WHAT IS BEING ASKED:
Your copy of the material below should match it exactly, except that it holds no pictures.

RECORDS TO USE:
* START *
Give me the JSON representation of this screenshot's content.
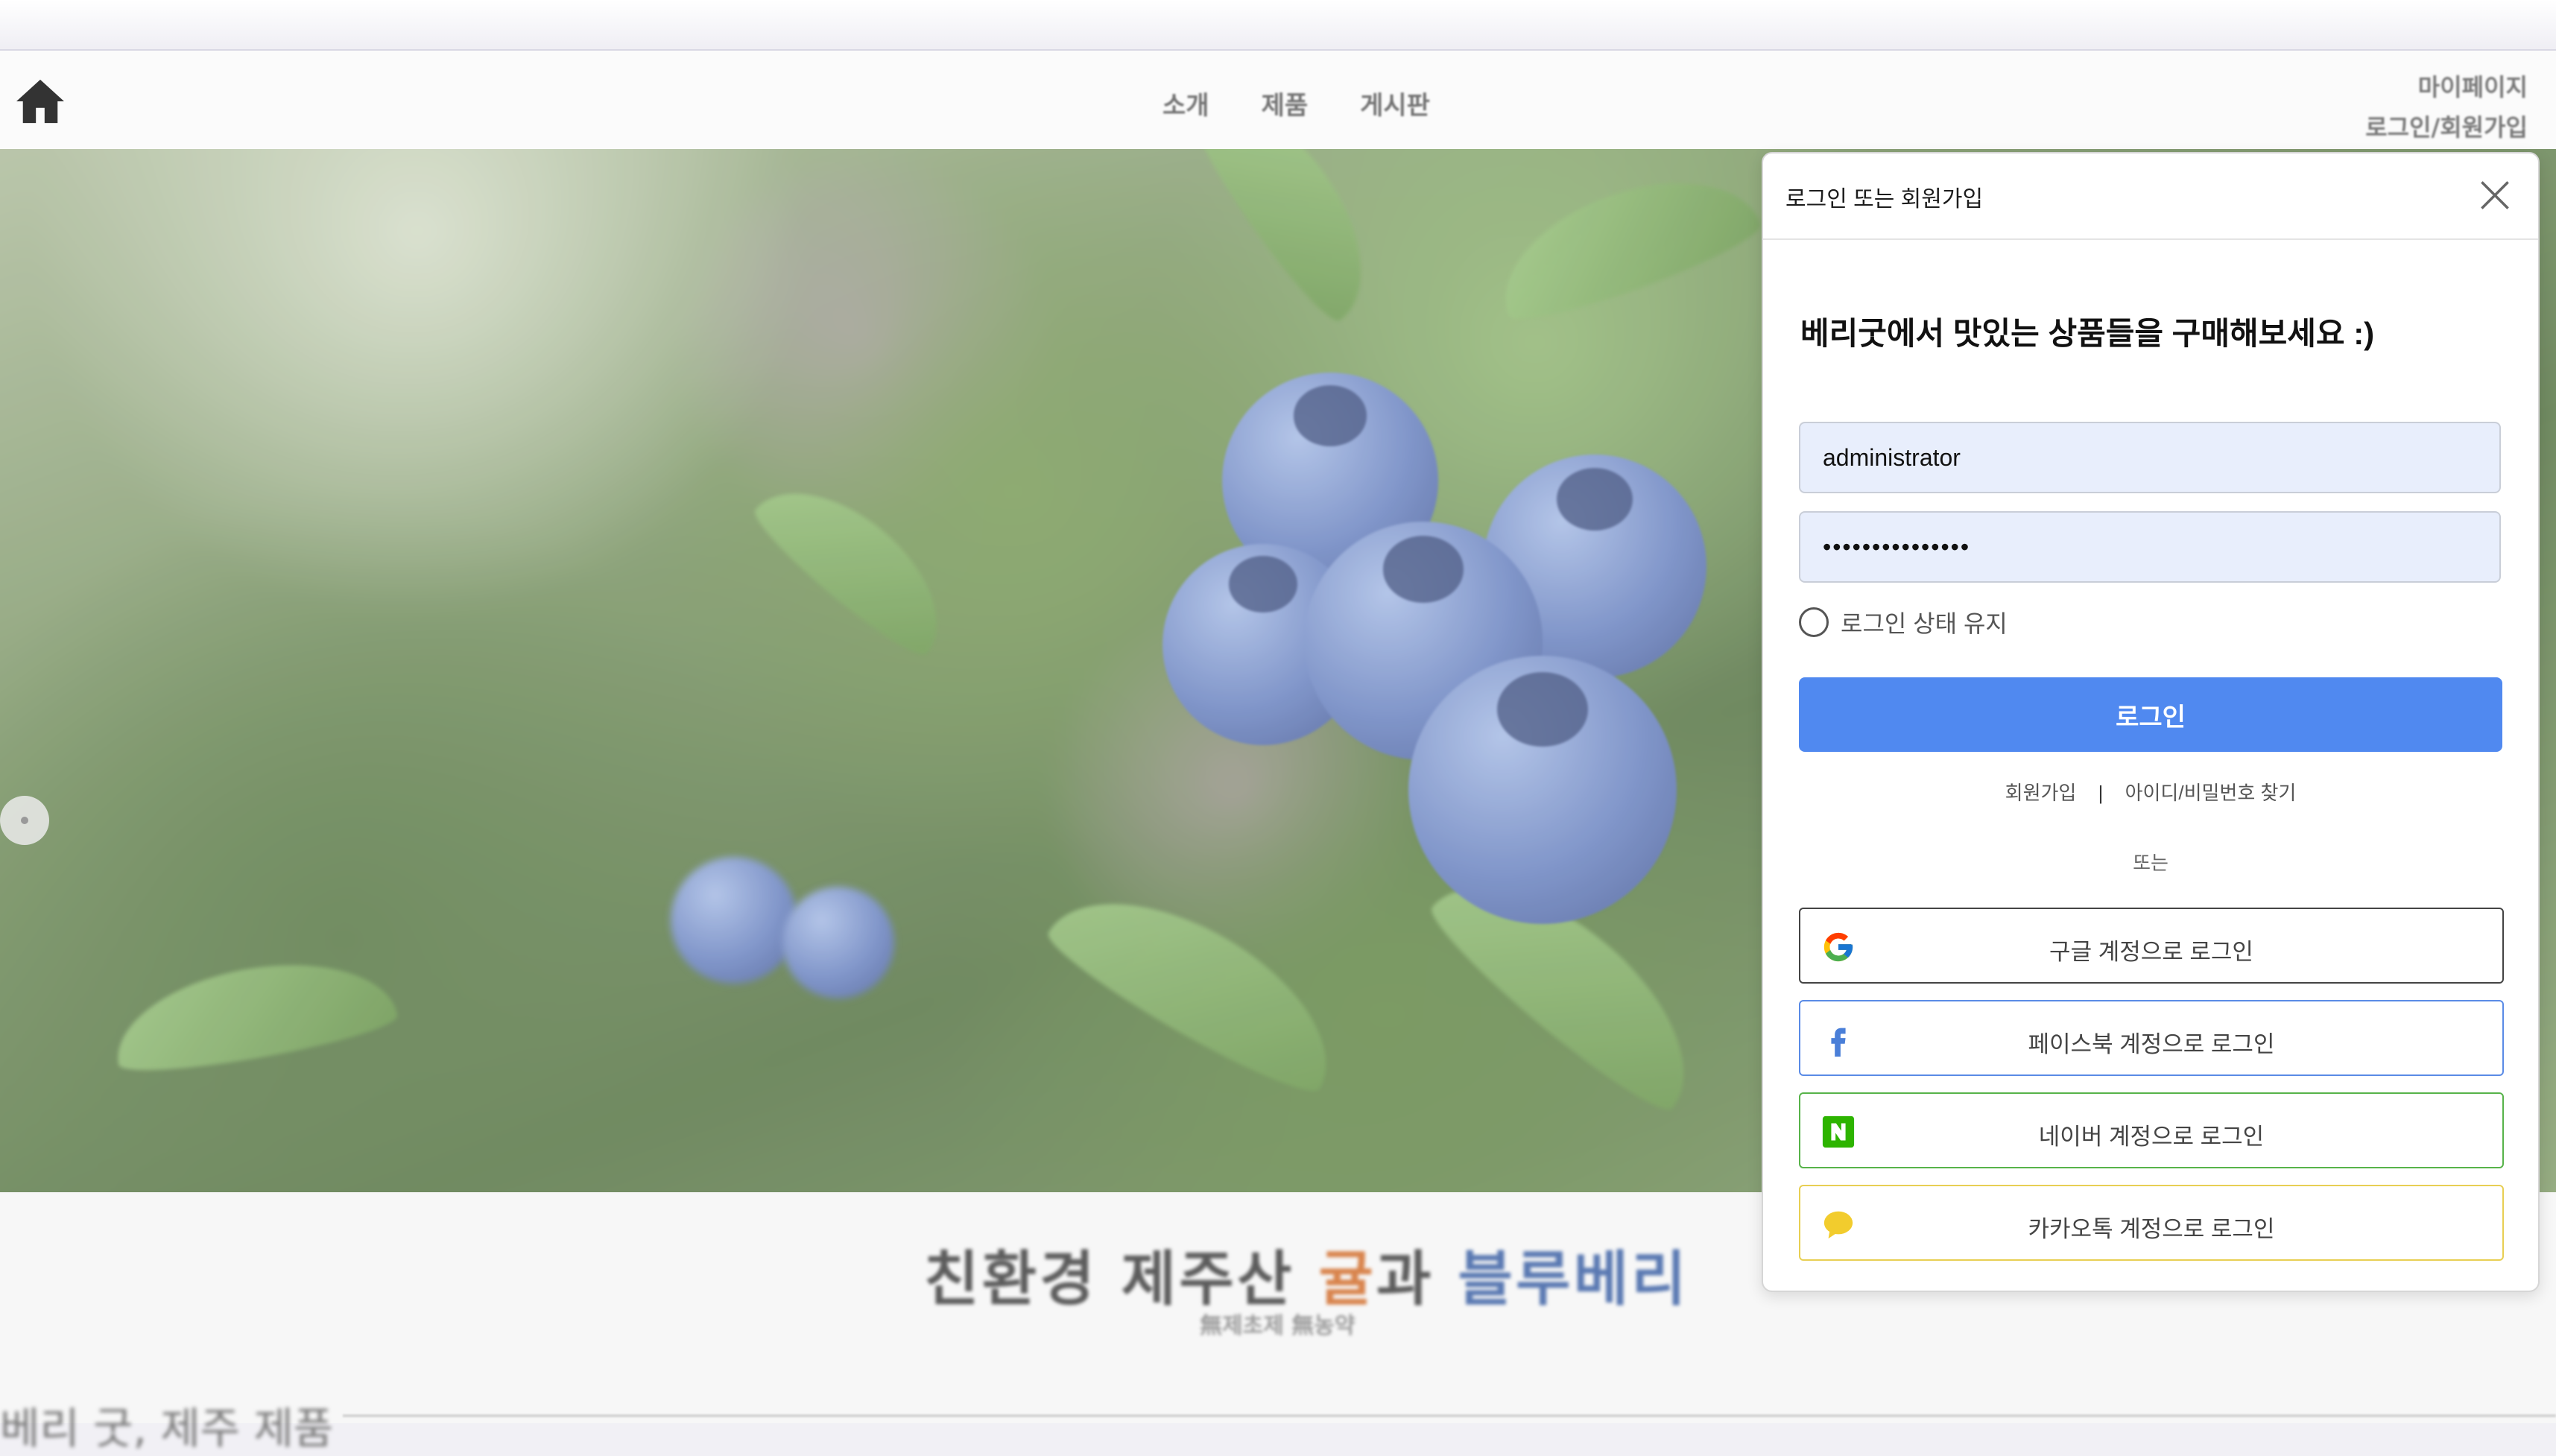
{
  "nav": {
    "links": [
      "소개",
      "제품",
      "게시판"
    ],
    "mypage": "마이페이지",
    "login_signup": "로그인/회원가입"
  },
  "hero": {
    "title_part1": "친환경 제주산 ",
    "title_orange": "귤",
    "title_mid": "과 ",
    "title_blue": "블루베리",
    "subtitle": "無제초제 無농약",
    "section_title": "베리 굿, 제주 제품",
    "slide_count": 2,
    "active_slide": 2
  },
  "modal": {
    "title": "로그인 또는 회원가입",
    "headline": "베리굿에서 맛있는 상품들을 구매해보세요 :)",
    "username_value": "administrator",
    "password_value": "•••••••••••••••",
    "remember_label": "로그인 상태 유지",
    "login_button": "로그인",
    "signup_link": "회원가입",
    "separator": "|",
    "find_link": "아이디/비밀번호 찾기",
    "or_text": "또는",
    "google_label": "구글 계정으로 로그인",
    "facebook_label": "페이스북 계정으로 로그인",
    "naver_label": "네이버 계정으로 로그인",
    "kakao_label": "카카오톡 계정으로 로그인"
  },
  "colors": {
    "login_button": "#5089f0",
    "input_bg": "#e8eefc",
    "google_border": "#444444",
    "facebook": "#5a8be6",
    "naver": "#57b34a",
    "kakao": "#e8cf53",
    "title_orange": "#d8844d",
    "title_blue": "#5a79b2"
  },
  "icons": {
    "home": "home-icon",
    "close": "close-icon",
    "google": "google-icon",
    "facebook": "facebook-icon",
    "naver": "naver-icon",
    "kakao": "kakao-icon"
  }
}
* END *
TASK ANSWER:
Give me the JSON representation of this screenshot's content.
{
  "nav": {
    "links": [
      "소개",
      "제품",
      "게시판"
    ],
    "mypage": "마이페이지",
    "login_signup": "로그인/회원가입"
  },
  "hero": {
    "title_part1": "친환경 제주산 ",
    "title_orange": "귤",
    "title_mid": "과 ",
    "title_blue": "블루베리",
    "subtitle": "無제초제 無농약",
    "section_title": "베리 굿, 제주 제품",
    "slide_count": 2,
    "active_slide": 2
  },
  "modal": {
    "title": "로그인 또는 회원가입",
    "headline": "베리굿에서 맛있는 상품들을 구매해보세요 :)",
    "username_value": "administrator",
    "password_value": "•••••••••••••••",
    "remember_label": "로그인 상태 유지",
    "login_button": "로그인",
    "signup_link": "회원가입",
    "separator": "|",
    "find_link": "아이디/비밀번호 찾기",
    "or_text": "또는",
    "google_label": "구글 계정으로 로그인",
    "facebook_label": "페이스북 계정으로 로그인",
    "naver_label": "네이버 계정으로 로그인",
    "kakao_label": "카카오톡 계정으로 로그인"
  },
  "colors": {
    "login_button": "#5089f0",
    "input_bg": "#e8eefc",
    "google_border": "#444444",
    "facebook": "#5a8be6",
    "naver": "#57b34a",
    "kakao": "#e8cf53",
    "title_orange": "#d8844d",
    "title_blue": "#5a79b2"
  },
  "icons": {
    "home": "home-icon",
    "close": "close-icon",
    "google": "google-icon",
    "facebook": "facebook-icon",
    "naver": "naver-icon",
    "kakao": "kakao-icon"
  }
}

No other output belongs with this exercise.